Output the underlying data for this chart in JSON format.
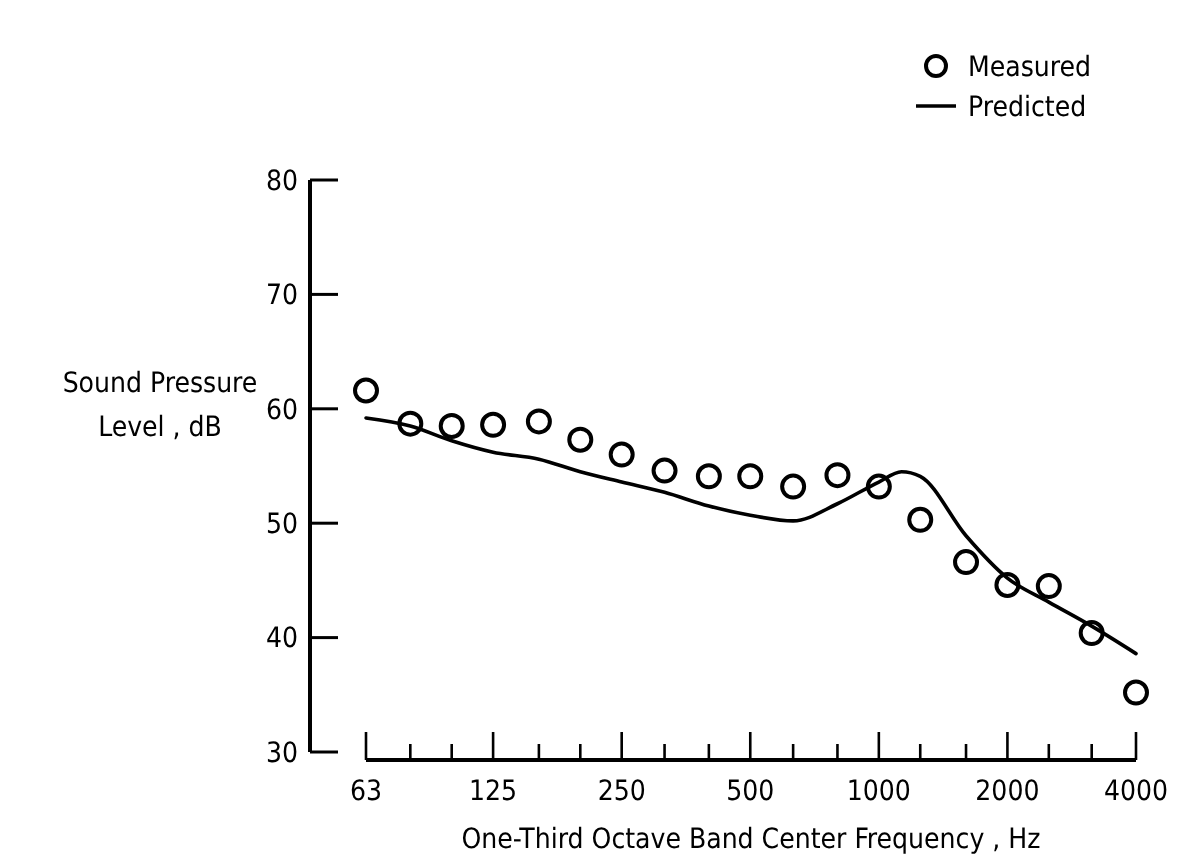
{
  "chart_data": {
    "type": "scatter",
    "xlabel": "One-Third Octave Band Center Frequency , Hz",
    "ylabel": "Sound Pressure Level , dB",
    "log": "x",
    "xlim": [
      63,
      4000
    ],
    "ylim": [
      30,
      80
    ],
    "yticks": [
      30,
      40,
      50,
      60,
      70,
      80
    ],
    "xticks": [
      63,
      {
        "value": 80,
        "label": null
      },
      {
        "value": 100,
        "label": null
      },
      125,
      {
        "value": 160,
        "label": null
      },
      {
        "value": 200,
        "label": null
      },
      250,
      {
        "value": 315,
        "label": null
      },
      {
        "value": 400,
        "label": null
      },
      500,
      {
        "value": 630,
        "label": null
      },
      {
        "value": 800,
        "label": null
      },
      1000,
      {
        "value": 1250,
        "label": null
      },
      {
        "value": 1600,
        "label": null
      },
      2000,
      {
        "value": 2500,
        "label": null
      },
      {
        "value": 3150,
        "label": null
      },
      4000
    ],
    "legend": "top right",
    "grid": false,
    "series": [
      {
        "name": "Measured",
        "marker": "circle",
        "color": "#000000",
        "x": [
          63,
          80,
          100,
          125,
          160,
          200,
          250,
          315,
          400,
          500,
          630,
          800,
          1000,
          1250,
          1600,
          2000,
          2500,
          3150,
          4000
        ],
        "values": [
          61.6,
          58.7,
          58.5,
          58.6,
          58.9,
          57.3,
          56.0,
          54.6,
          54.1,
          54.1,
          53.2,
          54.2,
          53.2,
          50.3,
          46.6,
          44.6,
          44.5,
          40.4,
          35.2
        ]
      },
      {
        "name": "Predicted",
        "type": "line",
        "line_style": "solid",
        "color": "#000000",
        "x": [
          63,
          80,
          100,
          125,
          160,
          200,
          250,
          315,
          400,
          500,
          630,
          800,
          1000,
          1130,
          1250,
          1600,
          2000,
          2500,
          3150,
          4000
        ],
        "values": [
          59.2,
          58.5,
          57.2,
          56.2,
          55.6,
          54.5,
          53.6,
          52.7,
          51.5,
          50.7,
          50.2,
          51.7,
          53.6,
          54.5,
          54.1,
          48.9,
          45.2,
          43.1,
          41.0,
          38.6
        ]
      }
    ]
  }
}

----------

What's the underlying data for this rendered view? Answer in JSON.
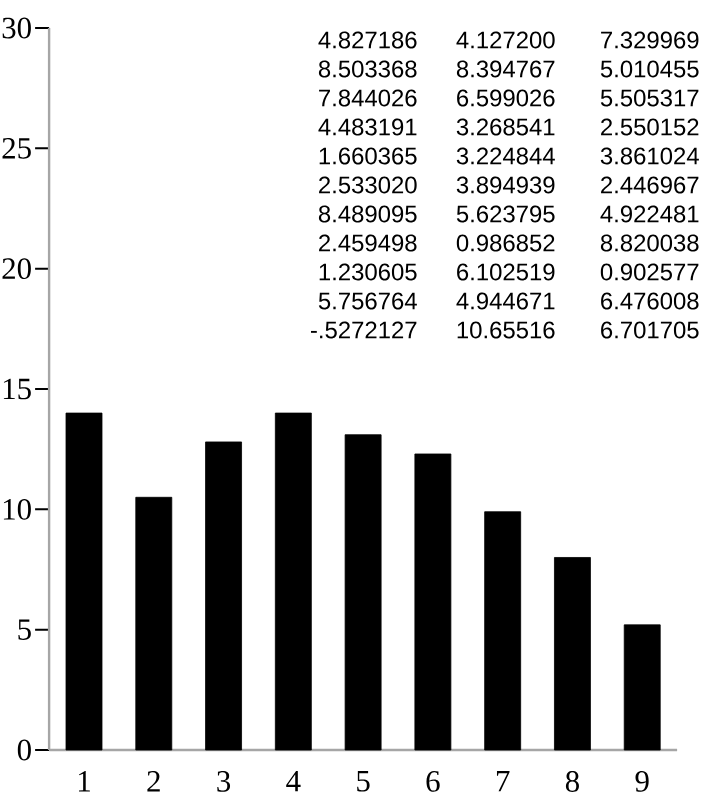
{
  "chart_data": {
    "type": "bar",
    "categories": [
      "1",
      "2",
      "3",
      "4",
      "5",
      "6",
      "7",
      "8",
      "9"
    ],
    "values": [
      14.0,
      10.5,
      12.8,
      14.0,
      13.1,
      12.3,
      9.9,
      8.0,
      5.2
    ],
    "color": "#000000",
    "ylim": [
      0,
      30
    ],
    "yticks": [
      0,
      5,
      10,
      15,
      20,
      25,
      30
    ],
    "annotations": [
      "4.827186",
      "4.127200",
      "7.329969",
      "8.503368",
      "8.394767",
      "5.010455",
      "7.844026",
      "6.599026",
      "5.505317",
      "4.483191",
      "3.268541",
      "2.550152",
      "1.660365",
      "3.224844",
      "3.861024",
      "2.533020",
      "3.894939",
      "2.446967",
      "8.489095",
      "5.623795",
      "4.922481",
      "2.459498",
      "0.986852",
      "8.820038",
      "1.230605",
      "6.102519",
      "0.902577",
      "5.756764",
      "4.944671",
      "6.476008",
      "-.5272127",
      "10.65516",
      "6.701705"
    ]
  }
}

----------

### GOAL:
From the entries above, list each line with "underlying" in it.

### SOLUTION TO THIS PROBLEM:
Output the underlying data for this chart in JSON format.
What's the underlying data for this rendered view? Answer in JSON.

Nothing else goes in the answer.